== INPUT ROWS

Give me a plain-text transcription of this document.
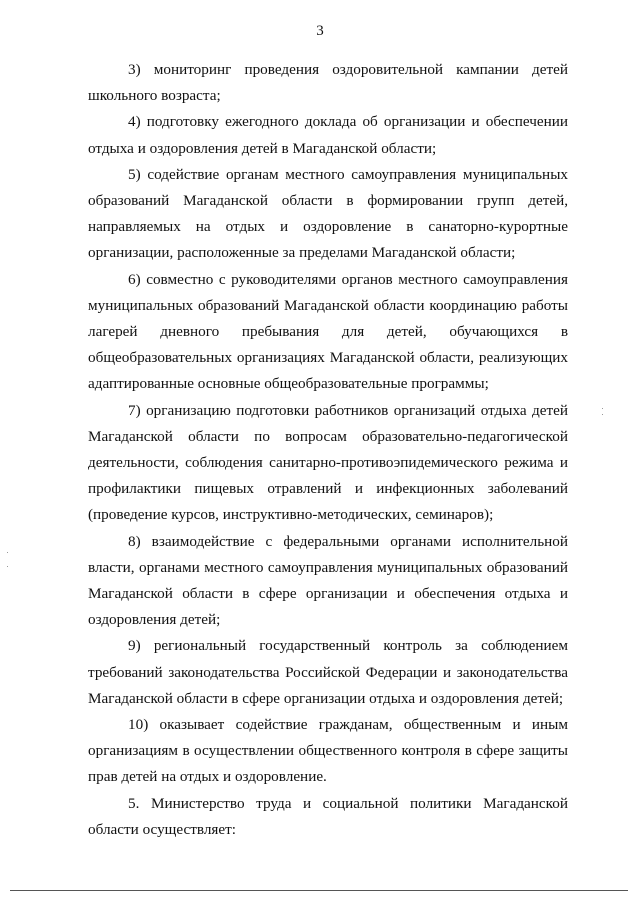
3

3) мониторинг проведения оздоровительной кампании детей школьного возраста;

4) подготовку ежегодного доклада об организации и обеспечении отдыха и оздоровления детей в Магаданской области;

5) содействие органам местного самоуправления муниципальных образований Магаданской области в формировании групп детей, направляемых на отдых и оздоровление в санаторно-курортные организации, расположенные за пределами Магаданской области;

6) совместно с руководителями органов местного самоуправления муниципальных образований Магаданской области координацию работы лагерей дневного пребывания для детей, обучающихся в общеобразовательных организациях Магаданской области, реализующих адаптированные основные общеобразовательные программы;

7) организацию подготовки работников организаций отдыха детей Магаданской области по вопросам образовательно-педагогической деятельности, соблюдения санитарно-противоэпидемического режима и профилактики пищевых отравлений и инфекционных заболеваний (проведение курсов, инструктивно-методических, семинаров);

8) взаимодействие с федеральными органами исполнительной власти, органами местного самоуправления муниципальных образований Магаданской области в сфере организации и обеспечения отдыха и оздоровления детей;

9) региональный государственный контроль за соблюдением требований законодательства Российской Федерации и законодательства Магаданской области в сфере организации отдыха и оздоровления детей;

10) оказывает содействие гражданам, общественным и иным организациям в осуществлении общественного контроля в сфере защиты прав детей на отдых и оздоровление.

5. Министерство труда и социальной политики Магаданской области осуществляет:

====

**WORK TO COMPLETE**.
How many lines of the data contain the word "оздоровление"? Answer with the number alone.

**SOLUTION TO THIS TASK**.
2